DIRECTIONS FOR THIS TASK ->
What is the number of lines in these records with "Deepwater" in them? Answer with that number only.

━━ THE DATA

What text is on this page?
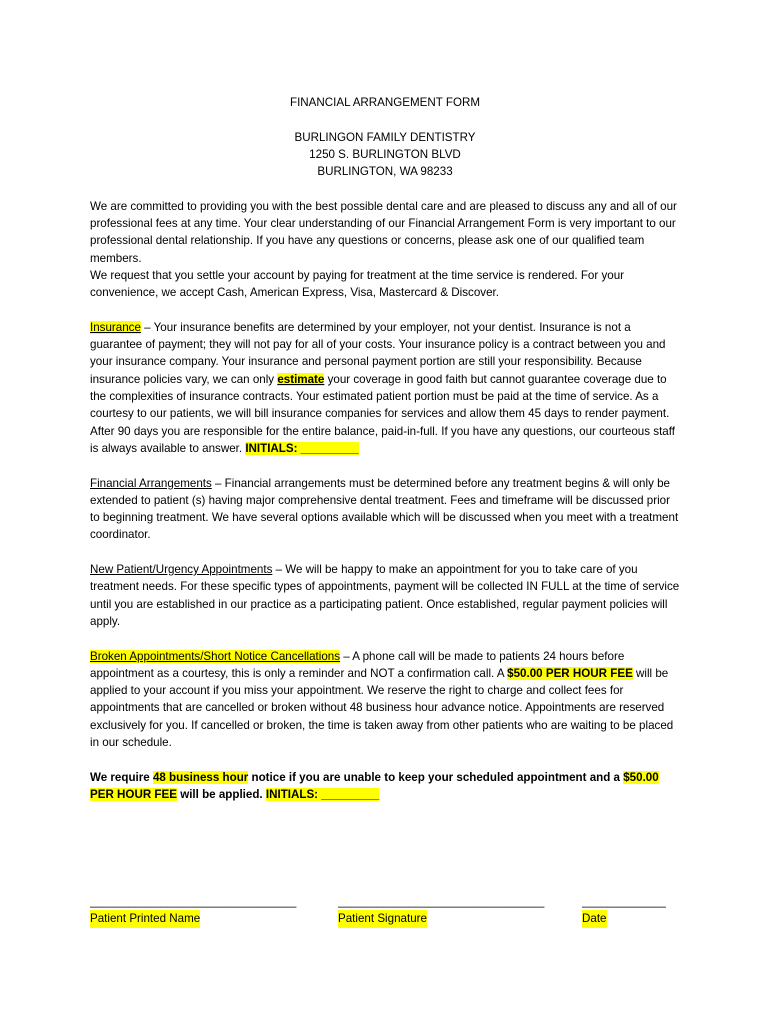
FINANCIAL ARRANGEMENT FORM

BURLINGON FAMILY DENTISTRY

1250 S. BURLINGTON BLVD

BURLINGTON, WA 98233

We are committed to providing you with the best possible dental care and are pleased to discuss any and all of our professional fees at any time. Your clear understanding of our Financial Arrangement Form is very important to our professional dental relationship. If you have any questions or concerns, please ask one of our qualified team members.

We request that you settle your account by paying for treatment at the time service is rendered. For your convenience, we accept Cash, American Express, Visa, Mastercard & Discover.

Insurance – Your insurance benefits are determined by your employer, not your dentist. Insurance is not a guarantee of payment; they will not pay for all of your costs. Your insurance policy is a contract between you and your insurance company. Your insurance and personal payment portion are still your responsibility. Because insurance policies vary, we can only estimate your coverage in good faith but cannot guarantee coverage due to the complexities of insurance contracts. Your estimated patient portion must be paid at the time of service. As a courtesy to our patients, we will bill insurance companies for services and allow them 45 days to render payment. After 90 days you are responsible for the entire balance, paid-in-full. If you have any questions, our courteous staff is always available to answer. INITIALS: _________

Financial Arrangements – Financial arrangements must be determined before any treatment begins & will only be extended to patient (s) having major comprehensive dental treatment. Fees and timeframe will be discussed prior to beginning treatment. We have several options available which will be discussed when you meet with a treatment coordinator.

New Patient/Urgency Appointments – We will be happy to make an appointment for you to take care of you treatment needs. For these specific types of appointments, payment will be collected IN FULL at the time of service until you are established in our practice as a participating patient. Once established, regular payment policies will apply.

Broken Appointments/Short Notice Cancellations – A phone call will be made to patients 24 hours before appointment as a courtesy, this is only a reminder and NOT a confirmation call. A $50.00 PER HOUR FEE will be applied to your account if you miss your appointment. We reserve the right to charge and collect fees for appointments that are cancelled or broken without 48 business hour advance notice. Appointments are reserved exclusively for you. If cancelled or broken, the time is taken away from other patients who are waiting to be placed in our schedule.

We require 48 business hour notice if you are unable to keep your scheduled appointment and a $50.00 PER HOUR FEE will be applied. INITIALS: _________

________________________________
Patient Printed Name
________________________________
Patient Signature
_____________
Date
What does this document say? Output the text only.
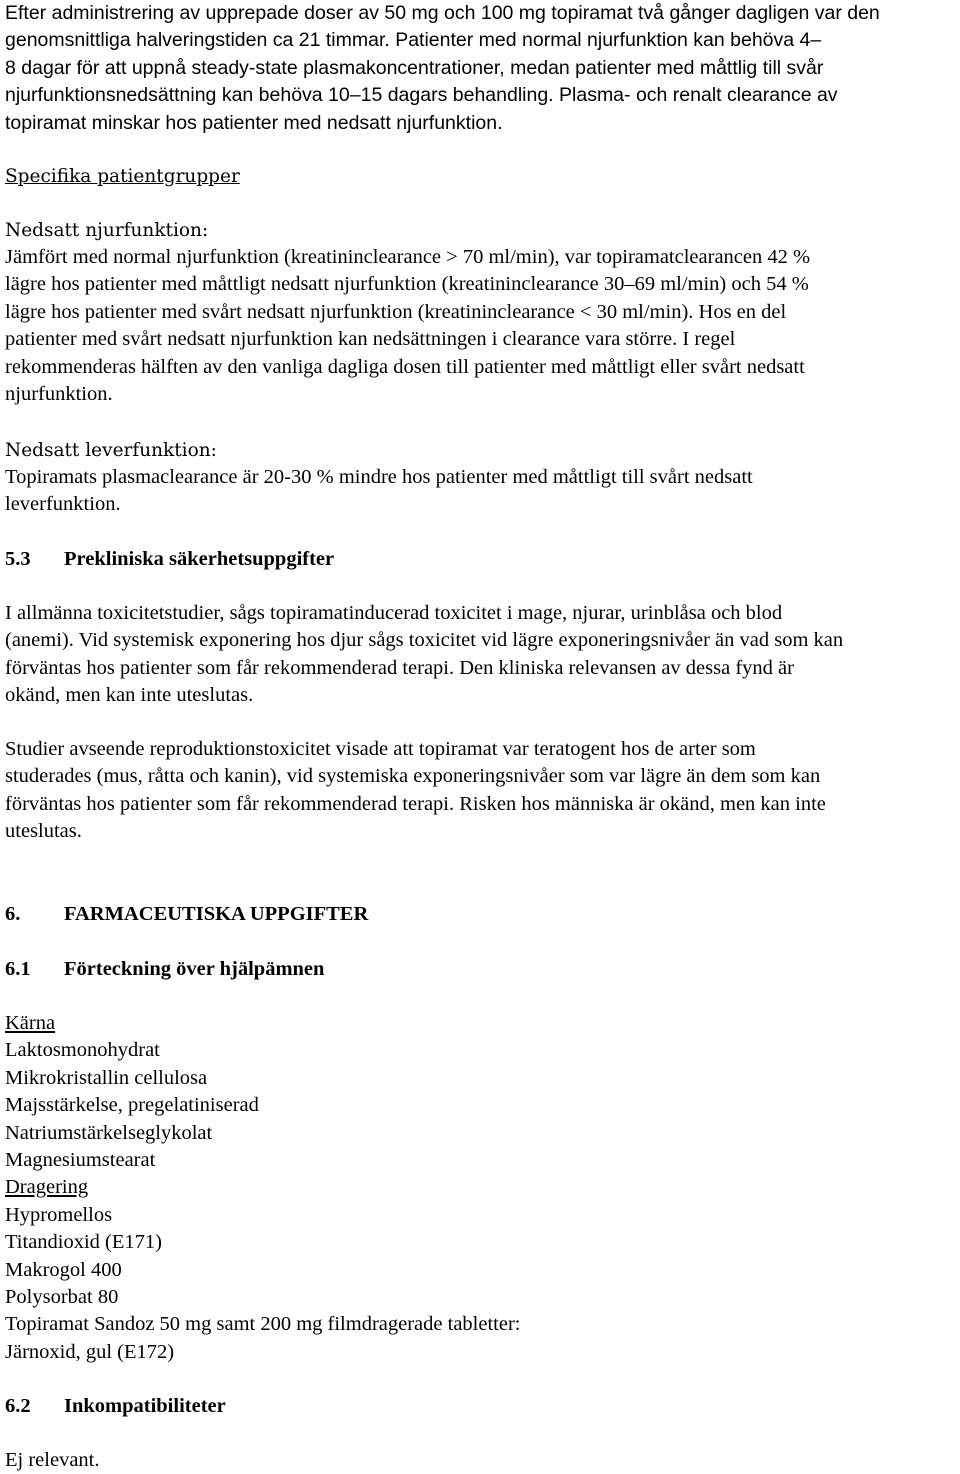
Efter administrering av upprepade doser av 50 mg och 100 mg topiramat två gånger dagligen var den
genomsnittliga halveringstiden ca 21 timmar. Patienter med normal njurfunktion kan behöva 4–
8 dagar för att uppnå steady-state plasmakoncentrationer, medan patienter med måttlig till svår
njurfunktionsnedsättning kan behöva 10–15 dagars behandling. Plasma- och renalt clearance av
topiramat minskar hos patienter med nedsatt njurfunktion.
Specifika patientgrupper
Nedsatt njurfunktion:
Jämfört med normal njurfunktion (kreatininclearance > 70 ml/min), var topiramatclearancen 42 %
lägre hos patienter med måttligt nedsatt njurfunktion (kreatininclearance 30–69 ml/min) och 54 %
lägre hos patienter med svårt nedsatt njurfunktion (kreatininclearance < 30 ml/min). Hos en del
patienter med svårt nedsatt njurfunktion kan nedsättningen i clearance vara större. I regel
rekommenderas hälften av den vanliga dagliga dosen till patienter med måttligt eller svårt nedsatt
njurfunktion.
Nedsatt leverfunktion:
Topiramats plasmaclearance är 20-30 % mindre hos patienter med måttligt till svårt nedsatt
leverfunktion.
5.3 Prekliniska säkerhetsuppgifter
I allmänna toxicitetstudier, sågs topiramatinducerad toxicitet i mage, njurar, urinblåsa och blod
(anemi). Vid systemisk exponering hos djur sågs toxicitet vid lägre exponeringsnivåer än vad som kan
förväntas hos patienter som får rekommenderad terapi. Den kliniska relevansen av dessa fynd är
okänd, men kan inte uteslutas.
Studier avseende reproduktionstoxicitet visade att topiramat var teratogent hos de arter som
studerades (mus, råtta och kanin), vid systemiska exponeringsnivåer som var lägre än dem som kan
förväntas hos patienter som får rekommenderad terapi. Risken hos människa är okänd, men kan inte
uteslutas.
6. FARMACEUTISKA UPPGIFTER
6.1 Förteckning över hjälpämnen
Kärna
Laktosmonohydrat
Mikrokristallin cellulosa
Majsstärkelse, pregelatiniserad
Natriumstärkelseglykolat
Magnesiumstearat
Dragering
Hypromellos
Titandioxid (E171)
Makrogol 400
Polysorbat 80
Topiramat Sandoz 50 mg samt 200 mg filmdragerade tabletter:
Järnoxid, gul (E172)
6.2 Inkompatibiliteter
Ej relevant.
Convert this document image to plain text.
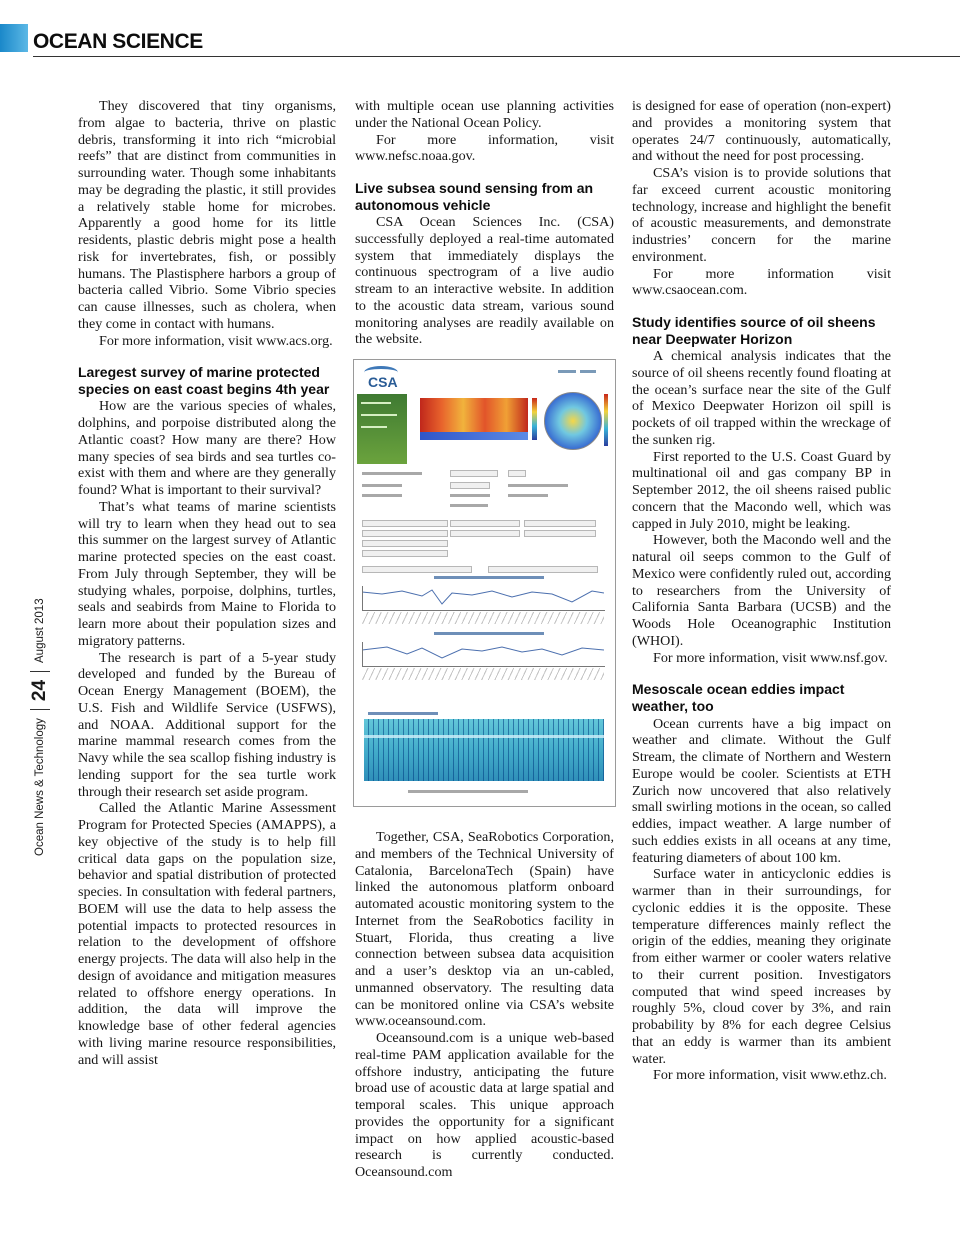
OCEAN SCIENCE
Ocean News & Technology
24
August 2013

They discovered that tiny organisms, from algae to bacteria, thrive on plastic debris, transforming it into rich “microbial reefs” that are distinct from communities in surrounding water. Though some inhabitants may be degrading the plastic, it still provides a relatively stable home for microbes. Apparently a good home for its little residents, plastic debris might pose a health risk for invertebrates, fish, or possibly humans. The Plastisphere harbors a group of bacteria called Vibrio. Some Vibrio species can cause illnesses, such as cholera, when they come in contact with humans.

For more information, visit www.acs.org.

Laregest survey of marine protected species on east coast begins 4th year

How are the various species of whales, dolphins, and porpoise distributed along the Atlantic coast? How many are there? How many species of sea birds and sea turtles co-exist with them and where are they generally found? What is important to their survival?

That’s what teams of marine scientists will try to learn when they head out to sea this summer on the largest survey of Atlantic marine protected species on the east coast. From July through September, they will be studying whales, porpoise, dolphins, turtles, seals and seabirds from Maine to Florida to learn more about their population sizes and migratory patterns.

The research is part of a 5-year study developed and funded by the Bureau of Ocean Energy Management (BOEM), the U.S. Fish and Wildlife Service (USFWS), and NOAA. Additional support for the marine mammal research comes from the Navy while the sea scallop fishing industry is lending support for the sea turtle work through their research set aside program.

Called the Atlantic Marine Assessment Program for Protected Species (AMAPPS), a key objective of the study is to help fill critical data gaps on the population size, behavior and spatial distribution of protected species. In consultation with federal partners, BOEM will use the data to help assess the potential impacts to protected resources in relation to the development of offshore energy projects. The data will also help in the design of avoidance and mitigation measures related to offshore energy operations. In addition, the data will improve the knowledge base of other federal agencies with living marine resource responsibilities, and will assist

with multiple ocean use planning activities under the National Ocean Policy.

For more information, visit www.nefsc.noaa.gov.

Live subsea sound sensing from an autonomous vehicle

CSA Ocean Sciences Inc. (CSA) successfully deployed a real-time automated system that immediately displays the continuous spectrogram of a live audio stream to an interactive website. In addition to the acoustic data stream, various sound monitoring analyses are readily available on the website.

CSA

Together, CSA, SeaRobotics Corporation, and members of the Technical University of Catalonia, BarcelonaTech (Spain) have linked the autonomous platform onboard automated acoustic monitoring system to the Internet from the SeaRobotics facility in Stuart, Florida, thus creating a live connection between subsea data acquisition and a user’s desktop via an un-cabled, unmanned observatory. The resulting data can be monitored online via CSA’s website www.oceansound.com.

Oceansound.com is a unique web-based real-time PAM application available for the offshore industry, anticipating the future broad use of acoustic data at large spatial and temporal scales. This unique approach provides the opportunity for a significant impact on how applied acoustic-based research is currently conducted. Oceansound.com

is designed for ease of operation (non-expert) and provides a monitoring system that operates 24/7 continuously, automatically, and without the need for post processing.

CSA’s vision is to provide solutions that far exceed current acoustic monitoring technology, increase and highlight the benefit of acoustic measurements, and demonstrate industries’ concern for the marine environment.

For more information visit www.csaocean.com.

Study identifies source of oil sheens near Deepwater Horizon

A chemical analysis indicates that the source of oil sheens recently found floating at the ocean’s surface near the site of the Gulf of Mexico Deepwater Horizon oil spill is pockets of oil trapped within the wreckage of the sunken rig.

First reported to the U.S. Coast Guard by multinational oil and gas company BP in September 2012, the oil sheens raised public concern that the Macondo well, which was capped in July 2010, might be leaking.

However, both the Macondo well and the natural oil seeps common to the Gulf of Mexico were confidently ruled out, according to researchers from the University of California Santa Barbara (UCSB) and the Woods Hole Oceanographic Institution (WHOI).

For more information, visit www.nsf.gov.

Mesoscale ocean eddies impact weather, too

Ocean currents have a big impact on weather and climate. Without the Gulf Stream, the climate of Northern and Western Europe would be cooler. Scientists at ETH Zurich now uncovered that also relatively small swirling motions in the ocean, so called eddies, impact weather. A large number of such eddies exists in all oceans at any time, featuring diameters of about 100 km.

Surface water in anticyclonic eddies is warmer than in their surroundings, for cyclonic eddies it is the opposite. These temperature differences mainly reflect the origin of the eddies, meaning they originate from either warmer or cooler waters relative to their current position. Investigators computed that wind speed increases by roughly 5%, cloud cover by 3%, and rain probability by 8% for each degree Celsius that an eddy is warmer than its ambient water.

For more information, visit www.ethz.ch.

━━━━

RESULT OF THIS EXERCISE ->
2